To be done |
Render the records as a numbered list from their first line through the line containing "table-cell: 3 (999, 813, 1105, 849)", both included, and leave out any blank lines.
──────── Records shown
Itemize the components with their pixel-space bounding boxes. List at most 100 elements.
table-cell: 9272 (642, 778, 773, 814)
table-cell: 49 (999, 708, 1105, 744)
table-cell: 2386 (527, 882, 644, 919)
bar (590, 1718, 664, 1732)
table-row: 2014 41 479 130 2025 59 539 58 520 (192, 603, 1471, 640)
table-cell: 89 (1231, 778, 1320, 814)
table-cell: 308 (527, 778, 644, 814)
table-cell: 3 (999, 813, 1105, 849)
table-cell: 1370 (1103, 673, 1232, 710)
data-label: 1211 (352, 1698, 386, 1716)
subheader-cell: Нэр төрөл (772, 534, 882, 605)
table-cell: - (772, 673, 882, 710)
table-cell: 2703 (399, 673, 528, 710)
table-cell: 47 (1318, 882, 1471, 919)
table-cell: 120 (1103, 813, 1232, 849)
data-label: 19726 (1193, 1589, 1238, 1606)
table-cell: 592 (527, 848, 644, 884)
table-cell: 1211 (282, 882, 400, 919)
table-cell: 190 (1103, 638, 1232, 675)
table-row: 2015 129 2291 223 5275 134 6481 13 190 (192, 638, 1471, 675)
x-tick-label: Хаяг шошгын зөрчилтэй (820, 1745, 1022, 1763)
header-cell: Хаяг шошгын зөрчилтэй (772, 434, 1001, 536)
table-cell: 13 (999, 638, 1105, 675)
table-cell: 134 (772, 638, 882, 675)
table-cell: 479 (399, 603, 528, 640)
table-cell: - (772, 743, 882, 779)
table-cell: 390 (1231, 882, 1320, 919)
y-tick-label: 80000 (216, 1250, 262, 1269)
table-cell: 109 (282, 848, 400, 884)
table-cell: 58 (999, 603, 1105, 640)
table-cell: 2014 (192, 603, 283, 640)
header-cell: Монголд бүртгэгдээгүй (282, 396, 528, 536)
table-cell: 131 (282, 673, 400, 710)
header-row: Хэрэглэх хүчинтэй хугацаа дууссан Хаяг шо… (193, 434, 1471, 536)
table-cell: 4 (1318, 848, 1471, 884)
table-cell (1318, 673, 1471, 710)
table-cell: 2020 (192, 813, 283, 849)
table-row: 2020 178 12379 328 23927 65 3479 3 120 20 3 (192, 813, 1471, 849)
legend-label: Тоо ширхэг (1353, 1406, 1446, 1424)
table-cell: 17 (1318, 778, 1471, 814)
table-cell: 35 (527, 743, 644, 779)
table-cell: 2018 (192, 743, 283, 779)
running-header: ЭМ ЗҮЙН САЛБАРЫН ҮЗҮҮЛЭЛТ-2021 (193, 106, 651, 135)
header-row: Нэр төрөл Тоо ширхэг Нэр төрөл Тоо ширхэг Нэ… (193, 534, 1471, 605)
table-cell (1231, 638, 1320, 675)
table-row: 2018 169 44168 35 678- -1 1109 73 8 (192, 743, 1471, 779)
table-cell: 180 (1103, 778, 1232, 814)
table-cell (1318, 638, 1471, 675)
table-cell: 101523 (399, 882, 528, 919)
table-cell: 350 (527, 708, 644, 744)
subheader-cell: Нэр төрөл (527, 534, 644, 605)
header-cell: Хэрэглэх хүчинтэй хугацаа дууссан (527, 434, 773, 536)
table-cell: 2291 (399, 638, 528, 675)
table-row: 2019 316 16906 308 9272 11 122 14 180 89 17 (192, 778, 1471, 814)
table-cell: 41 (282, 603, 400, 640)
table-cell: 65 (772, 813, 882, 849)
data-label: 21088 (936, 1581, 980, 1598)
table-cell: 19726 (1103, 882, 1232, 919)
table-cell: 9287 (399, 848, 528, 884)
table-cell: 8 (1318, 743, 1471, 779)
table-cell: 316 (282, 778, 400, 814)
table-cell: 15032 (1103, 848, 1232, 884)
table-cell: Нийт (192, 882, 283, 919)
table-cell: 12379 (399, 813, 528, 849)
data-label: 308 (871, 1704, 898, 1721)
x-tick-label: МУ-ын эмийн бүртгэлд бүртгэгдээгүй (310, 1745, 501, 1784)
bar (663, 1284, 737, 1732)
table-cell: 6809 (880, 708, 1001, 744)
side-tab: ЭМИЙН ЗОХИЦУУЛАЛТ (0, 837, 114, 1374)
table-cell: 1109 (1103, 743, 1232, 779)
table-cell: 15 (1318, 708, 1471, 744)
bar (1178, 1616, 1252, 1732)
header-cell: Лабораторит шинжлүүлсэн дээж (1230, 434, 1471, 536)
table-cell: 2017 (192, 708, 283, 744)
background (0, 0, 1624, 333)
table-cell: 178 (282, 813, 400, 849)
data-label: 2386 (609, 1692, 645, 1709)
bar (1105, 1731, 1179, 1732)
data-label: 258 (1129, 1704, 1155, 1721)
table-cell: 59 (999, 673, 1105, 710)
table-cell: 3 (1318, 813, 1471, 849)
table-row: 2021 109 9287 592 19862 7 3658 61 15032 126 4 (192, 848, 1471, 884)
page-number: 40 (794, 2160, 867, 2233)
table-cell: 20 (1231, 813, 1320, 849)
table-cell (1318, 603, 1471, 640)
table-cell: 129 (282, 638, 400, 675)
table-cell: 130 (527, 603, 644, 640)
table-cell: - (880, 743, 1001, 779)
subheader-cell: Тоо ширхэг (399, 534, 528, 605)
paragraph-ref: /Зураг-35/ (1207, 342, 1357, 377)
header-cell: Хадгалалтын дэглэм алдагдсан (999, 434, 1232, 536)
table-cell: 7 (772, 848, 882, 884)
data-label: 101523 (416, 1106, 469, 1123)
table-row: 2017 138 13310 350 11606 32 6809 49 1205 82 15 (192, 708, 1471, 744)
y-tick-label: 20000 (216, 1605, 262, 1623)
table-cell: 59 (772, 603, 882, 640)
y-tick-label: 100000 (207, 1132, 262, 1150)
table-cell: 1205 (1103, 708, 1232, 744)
────────────────
Response to the task |
1. Itemize the components with their pixel-space bounding boxes. List at most 100 elements.
2. table-cell: 9272 (642, 778, 773, 814)
3. table-cell: 49 (999, 708, 1105, 744)
4. table-cell: 2386 (527, 882, 644, 919)
5. bar (590, 1718, 664, 1732)
6. table-row: 2014 41 479 130 2025 59 539 58 520 (192, 603, 1471, 640)
7. table-cell: 89 (1231, 778, 1320, 814)
8. table-cell: 308 (527, 778, 644, 814)
9. table-cell: 3 (999, 813, 1105, 849)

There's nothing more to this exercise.